- SHORT PROBLEM -
Scan the listing below and copy every line holding "Target".

- Data excerpts -
▽
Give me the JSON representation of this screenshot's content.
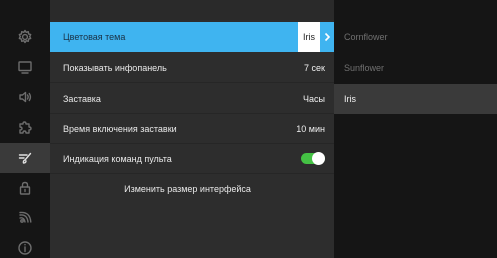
{
  "sidebar": {
    "icons": [
      "gear-icon",
      "monitor-icon",
      "speaker-icon",
      "puzzle-icon",
      "brush-icon",
      "lock-icon",
      "signal-icon",
      "info-icon"
    ],
    "active": "brush-icon"
  },
  "settings": {
    "theme_label": "Цветовая тема",
    "theme_value": "Iris",
    "infobar_label": "Показывать инфопанель",
    "infobar_value": "7 сек",
    "screensaver_label": "Заставка",
    "screensaver_value": "Часы",
    "screensaver_time_label": "Время включения заставки",
    "screensaver_time_value": "10 мин",
    "remote_indication_label": "Индикация команд пульта",
    "remote_indication_on": true,
    "resize_label": "Изменить размер интерфейса"
  },
  "theme_options": [
    "Cornflower",
    "Sunflower",
    "Iris"
  ],
  "theme_selected": "Iris",
  "colors": {
    "accent": "#3fb4f0",
    "toggle_on": "#44c144",
    "panel_bg": "#2d2d2d",
    "rail_bg": "#151515"
  }
}
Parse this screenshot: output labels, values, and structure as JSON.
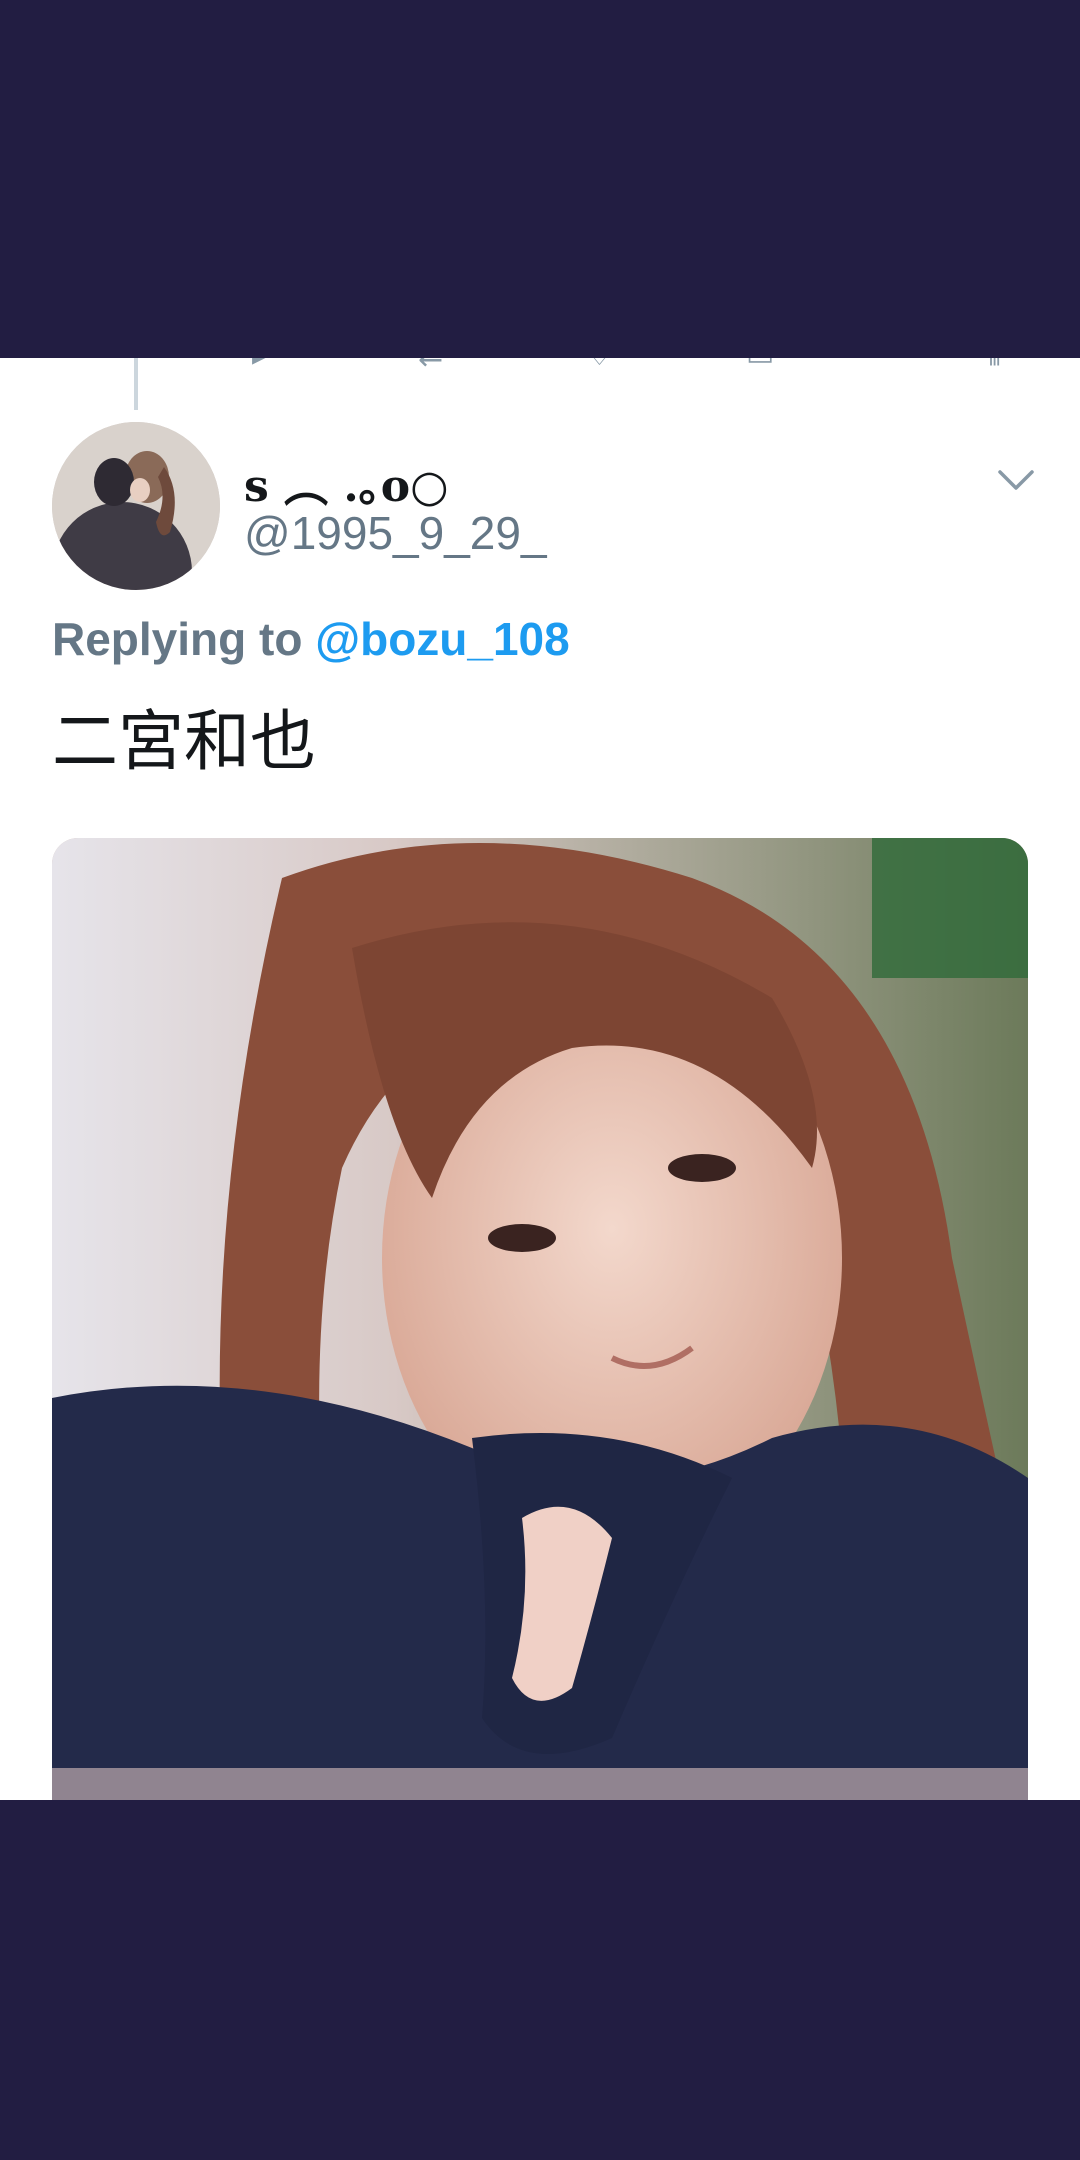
{
  "tweet": {
    "display_name": "s ︵ .｡o○",
    "handle": "@1995_9_29_",
    "replying_prefix": "Replying to",
    "replying_to": "@bozu_108",
    "text": "二宮和也"
  },
  "icons": {
    "more_options": "chevron-down-icon",
    "prev_actions": [
      "reply-icon",
      "retweet-icon",
      "like-icon",
      "share-icon",
      "stats-icon"
    ]
  },
  "colors": {
    "backdrop": "#221d42",
    "link": "#1d9bf0",
    "secondary_text": "#657786"
  }
}
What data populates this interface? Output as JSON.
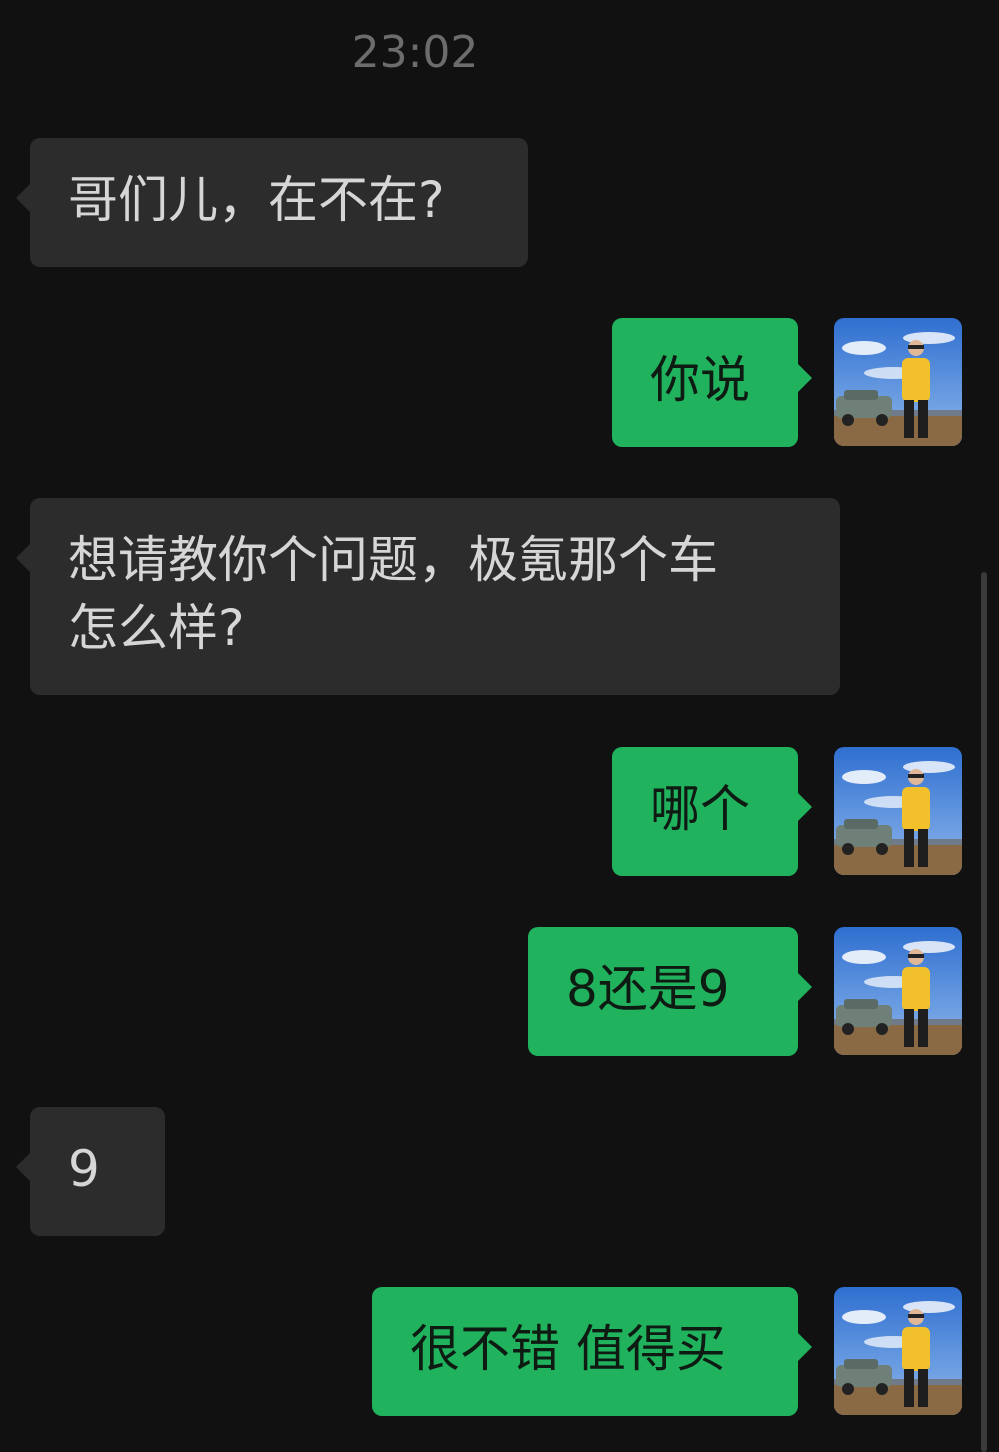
{
  "chat": {
    "timestamp": "23:02",
    "messages": [
      {
        "direction": "incoming",
        "text": "哥们儿，在不在?"
      },
      {
        "direction": "outgoing",
        "text": "你说"
      },
      {
        "direction": "incoming",
        "text": "想请教你个问题，极氪那个车\n怎么样?"
      },
      {
        "direction": "outgoing",
        "text": "哪个"
      },
      {
        "direction": "outgoing",
        "text": "8还是9"
      },
      {
        "direction": "incoming",
        "text": "9"
      },
      {
        "direction": "outgoing",
        "text": "很不错 值得买"
      }
    ]
  },
  "colors": {
    "background": "#111111",
    "incoming_bubble": "#2c2c2c",
    "outgoing_bubble": "#21b25e"
  },
  "avatar": {
    "icon": "user-avatar-photo"
  }
}
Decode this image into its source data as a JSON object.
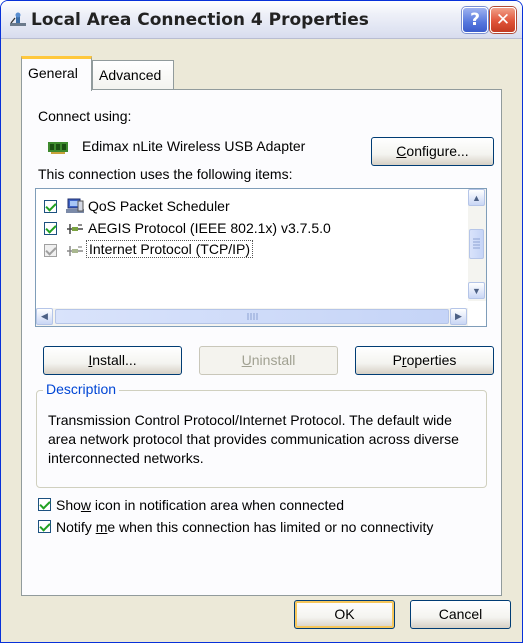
{
  "window": {
    "title": "Local Area Connection 4 Properties",
    "help_button": "?",
    "close_button": "✕"
  },
  "tabs": [
    {
      "label": "General",
      "active": true
    },
    {
      "label": "Advanced",
      "active": false
    }
  ],
  "connect_using": {
    "label": "Connect using:",
    "adapter_name": "Edimax nLite Wireless USB Adapter",
    "configure_button": {
      "before": "",
      "ul": "C",
      "after": "onfigure..."
    }
  },
  "items_section": {
    "label": "This connection uses the following items:",
    "items": [
      {
        "label": "QoS Packet Scheduler",
        "checked": true,
        "icon": "scheduler-icon"
      },
      {
        "label": "AEGIS Protocol (IEEE 802.1x) v3.7.5.0",
        "checked": true,
        "icon": "network-protocol-icon"
      },
      {
        "label": "Internet Protocol (TCP/IP)",
        "checked": true,
        "icon": "network-protocol-icon",
        "selected": true
      }
    ]
  },
  "buttons": {
    "install": {
      "before": "",
      "ul": "I",
      "after": "nstall..."
    },
    "uninstall": {
      "before": "",
      "ul": "U",
      "after": "ninstall"
    },
    "properties": {
      "before": "P",
      "ul": "r",
      "after": "operties"
    }
  },
  "description": {
    "legend": "Description",
    "text": "Transmission Control Protocol/Internet Protocol. The default wide area network protocol that provides communication across diverse interconnected networks."
  },
  "options": [
    {
      "before": "Sho",
      "ul": "w",
      "after": " icon in notification area when connected",
      "checked": true
    },
    {
      "before": "Notify ",
      "ul": "m",
      "after": "e when this connection has limited or no connectivity",
      "checked": true
    }
  ],
  "footer": {
    "ok": "OK",
    "cancel": "Cancel"
  },
  "colors": {
    "titlebar_border": "#0831d9",
    "dialog_bg": "#ece9d8",
    "focus_ring": "#f6c75c",
    "legend_text": "#0046d5",
    "checkmark": "#21a121"
  }
}
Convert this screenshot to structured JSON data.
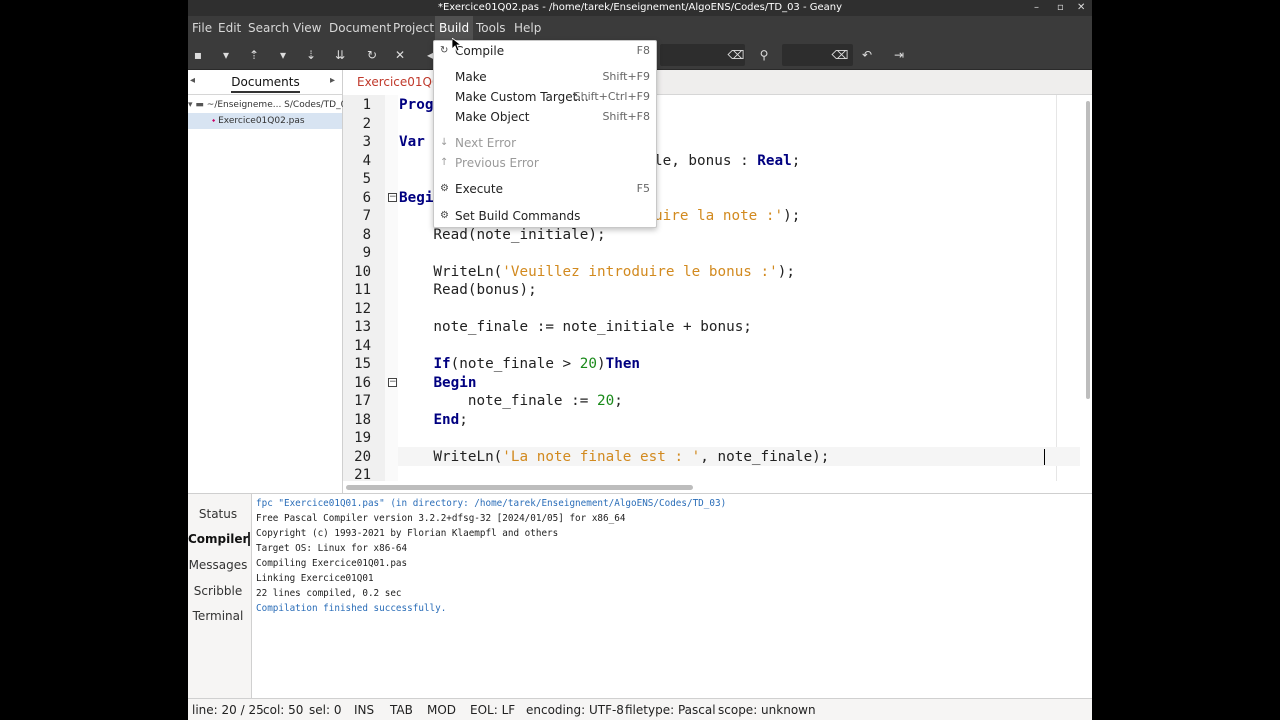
{
  "window": {
    "title": "*Exercice01Q02.pas - /home/tarek/Enseignement/AlgoENS/Codes/TD_03 - Geany",
    "controls": [
      "–",
      "▫",
      "✕"
    ]
  },
  "menubar": [
    "File",
    "Edit",
    "Search",
    "View",
    "Document",
    "Project",
    "Build",
    "Tools",
    "Help"
  ],
  "sidebar": {
    "tab_label": "Documents",
    "tree": {
      "folder": "~/Enseigneme... S/Codes/TD_03",
      "file": "Exercice01Q02.pas"
    }
  },
  "editor": {
    "tab_label": "Exercice01Q02",
    "line_numbers": [
      "1",
      "2",
      "3",
      "4",
      "5",
      "6",
      "7",
      "8",
      "9",
      "10",
      "11",
      "12",
      "13",
      "14",
      "15",
      "16",
      "17",
      "18",
      "19",
      "20",
      "21"
    ],
    "lines": {
      "l1": "Prog",
      "l3": "Var",
      "l4": "le, bonus : ",
      "l4_kw": "Real",
      "l4_end": ";",
      "l6": "Begi",
      "l7": "uire la note :'",
      "l7_end": ");",
      "l8": "    Read(note_initiale);",
      "l10_a": "    WriteLn(",
      "l10_s": "'Veuillez introduire le bonus :'",
      "l10_b": ");",
      "l11": "    Read(bonus);",
      "l13": "    note_finale := note_initiale + bonus;",
      "l15_pad": "    ",
      "l15_kw1": "If",
      "l15_a": "(note_finale > ",
      "l15_n": "20",
      "l15_b": ")",
      "l15_kw2": "Then",
      "l16_pad": "    ",
      "l16_kw": "Begin",
      "l17_a": "        note_finale := ",
      "l17_n": "20",
      "l17_b": ";",
      "l18_pad": "    ",
      "l18_kw": "End",
      "l18_b": ";",
      "l20_a": "    WriteLn(",
      "l20_s": "'La note finale est : '",
      "l20_b": ", note_finale);"
    }
  },
  "build_menu": {
    "items": [
      {
        "label": "Compile",
        "accel": "F8",
        "icon": "gear-icon"
      },
      {
        "label": "Make",
        "accel": "Shift+F9"
      },
      {
        "label": "Make Custom Target...",
        "accel": "Shift+Ctrl+F9"
      },
      {
        "label": "Make Object",
        "accel": "Shift+F8"
      },
      {
        "label": "Next Error",
        "accel": "",
        "icon": "arrow-down-icon",
        "disabled": true
      },
      {
        "label": "Previous Error",
        "accel": "",
        "icon": "arrow-up-icon",
        "disabled": true
      },
      {
        "label": "Execute",
        "accel": "F5",
        "icon": "gear-icon"
      },
      {
        "label": "Set Build Commands",
        "accel": "",
        "icon": "gear-icon"
      }
    ]
  },
  "bottom_panel": {
    "tabs": [
      "Status",
      "Compiler",
      "Messages",
      "Scribble",
      "Terminal"
    ],
    "active_tab": "Compiler",
    "output": [
      "fpc \"Exercice01Q01.pas\" (in directory: /home/tarek/Enseignement/AlgoENS/Codes/TD_03)",
      "Free Pascal Compiler version 3.2.2+dfsg-32 [2024/01/05] for x86_64",
      "Copyright (c) 1993-2021 by Florian Klaempfl and others",
      "Target OS: Linux for x86-64",
      "Compiling Exercice01Q01.pas",
      "Linking Exercice01Q01",
      "22 lines compiled, 0.2 sec",
      "Compilation finished successfully."
    ]
  },
  "statusbar": {
    "line": "line: 20 / 25",
    "col": "col: 50",
    "sel": "sel: 0",
    "ins": "INS",
    "tab": "TAB",
    "mod": "MOD",
    "eol": "EOL: LF",
    "encoding": "encoding: UTF-8",
    "filetype": "filetype: Pascal",
    "scope": "scope: unknown"
  },
  "colors": {
    "keyword": "#000080",
    "string": "#d28a1f",
    "number": "#1a8a1a",
    "output_highlight": "#2a6db8",
    "dark_chrome": "#3b3b3b"
  }
}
△
- COMPLETE OUTPUT -
        "label": "Make Custom Target...",
      "Target OS: Linux for x86-64",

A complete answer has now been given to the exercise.